Stored items from a collection:
━━━━━━━━━━

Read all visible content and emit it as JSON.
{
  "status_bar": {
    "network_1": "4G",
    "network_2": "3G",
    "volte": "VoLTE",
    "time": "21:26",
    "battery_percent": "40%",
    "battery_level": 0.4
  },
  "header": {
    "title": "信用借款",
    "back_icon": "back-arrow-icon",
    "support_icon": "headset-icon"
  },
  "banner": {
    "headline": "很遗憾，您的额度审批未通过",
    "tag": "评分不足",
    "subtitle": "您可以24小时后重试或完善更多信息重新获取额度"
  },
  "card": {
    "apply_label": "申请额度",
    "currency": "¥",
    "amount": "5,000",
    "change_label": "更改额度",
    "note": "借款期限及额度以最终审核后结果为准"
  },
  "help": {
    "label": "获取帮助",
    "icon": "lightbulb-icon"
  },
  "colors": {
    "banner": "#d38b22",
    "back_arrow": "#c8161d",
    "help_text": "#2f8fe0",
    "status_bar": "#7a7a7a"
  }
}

━━━━━━━━━━

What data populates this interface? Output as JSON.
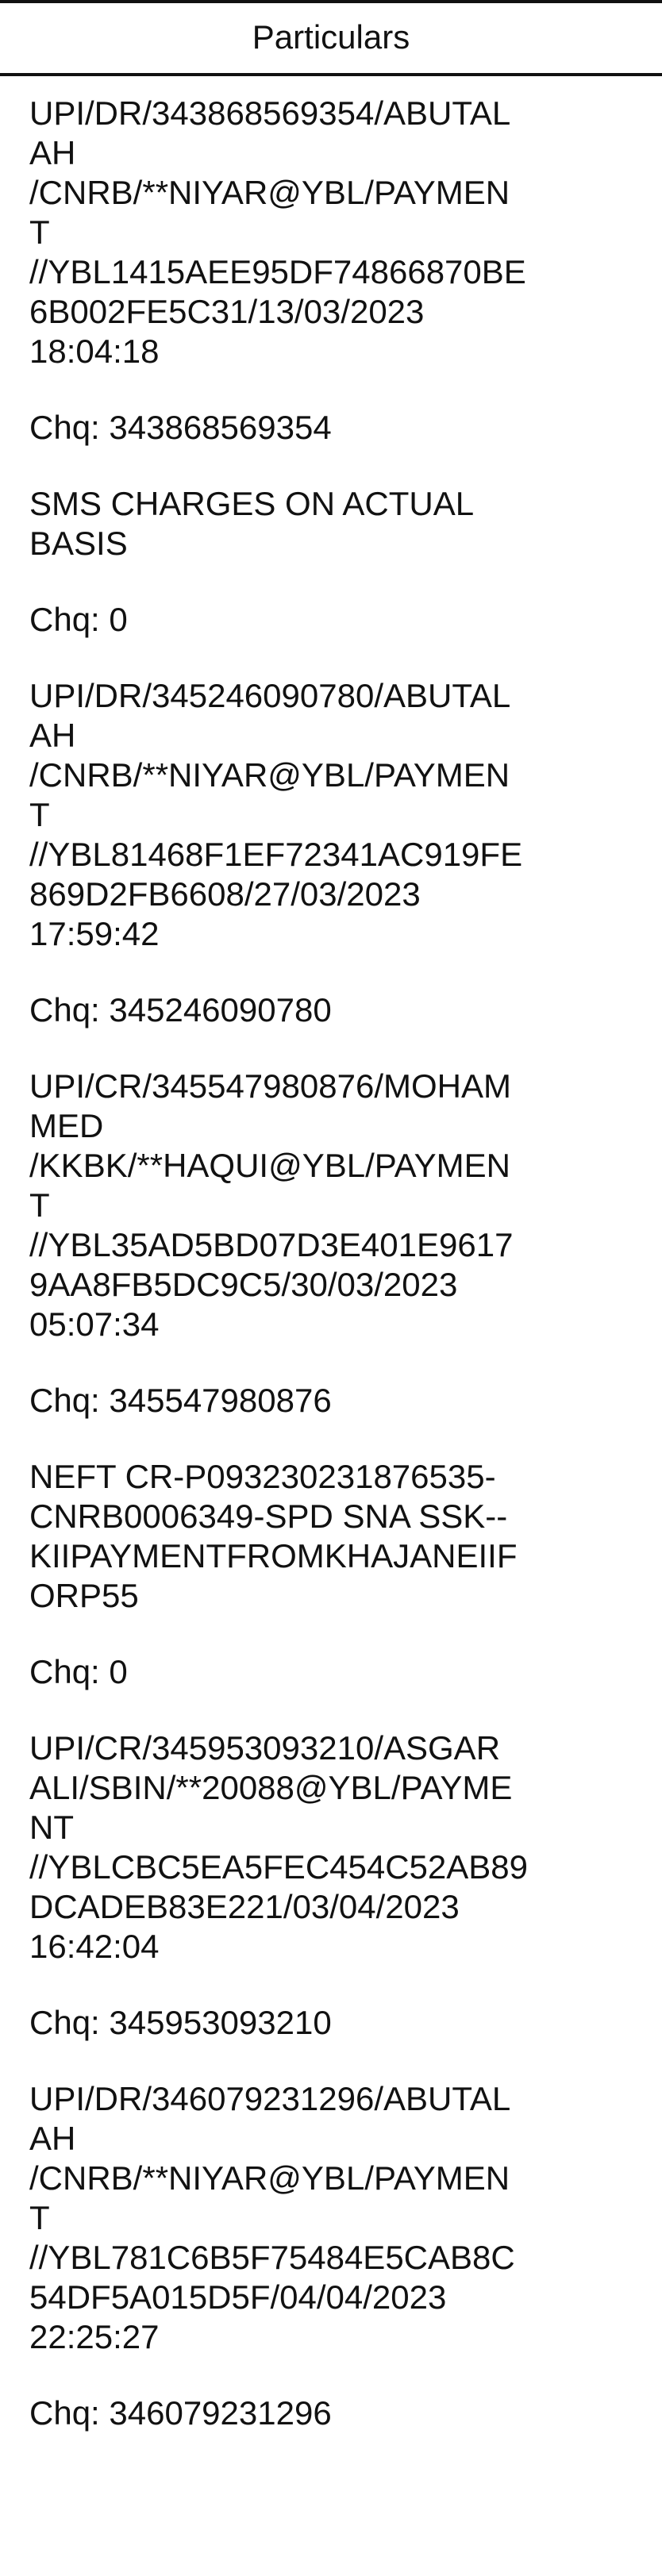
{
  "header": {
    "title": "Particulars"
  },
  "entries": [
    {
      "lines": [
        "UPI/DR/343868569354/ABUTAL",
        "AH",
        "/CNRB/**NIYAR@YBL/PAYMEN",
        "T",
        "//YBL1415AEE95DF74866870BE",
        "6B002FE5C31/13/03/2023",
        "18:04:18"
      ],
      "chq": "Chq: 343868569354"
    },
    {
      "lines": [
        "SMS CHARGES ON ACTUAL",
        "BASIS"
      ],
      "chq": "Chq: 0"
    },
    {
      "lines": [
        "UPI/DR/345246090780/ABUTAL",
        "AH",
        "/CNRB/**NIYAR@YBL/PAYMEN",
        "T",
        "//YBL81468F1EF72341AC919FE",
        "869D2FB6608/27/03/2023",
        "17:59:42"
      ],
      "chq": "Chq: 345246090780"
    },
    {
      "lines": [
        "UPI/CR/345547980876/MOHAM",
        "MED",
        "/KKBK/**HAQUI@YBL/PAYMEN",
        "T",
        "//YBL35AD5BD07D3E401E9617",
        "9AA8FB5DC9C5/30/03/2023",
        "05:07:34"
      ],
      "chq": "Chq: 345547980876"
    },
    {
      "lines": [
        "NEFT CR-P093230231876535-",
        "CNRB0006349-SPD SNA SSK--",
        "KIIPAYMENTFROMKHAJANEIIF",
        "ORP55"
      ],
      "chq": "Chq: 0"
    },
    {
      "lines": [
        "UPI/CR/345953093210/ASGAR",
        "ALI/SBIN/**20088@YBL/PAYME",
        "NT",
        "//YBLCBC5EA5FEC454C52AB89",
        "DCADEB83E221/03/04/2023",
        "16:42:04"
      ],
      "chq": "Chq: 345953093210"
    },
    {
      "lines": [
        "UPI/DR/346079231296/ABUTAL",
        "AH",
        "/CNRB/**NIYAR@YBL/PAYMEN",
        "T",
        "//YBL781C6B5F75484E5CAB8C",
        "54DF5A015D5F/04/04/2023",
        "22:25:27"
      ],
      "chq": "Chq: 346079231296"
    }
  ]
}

━━━━━━━━━━

*The problem*: Every line holding "ABUTAL" should be copied out.

*Problem solution*:
        "UPI/DR/343868569354/ABUTAL",
        "UPI/DR/345246090780/ABUTAL",
        "UPI/DR/346079231296/ABUTAL",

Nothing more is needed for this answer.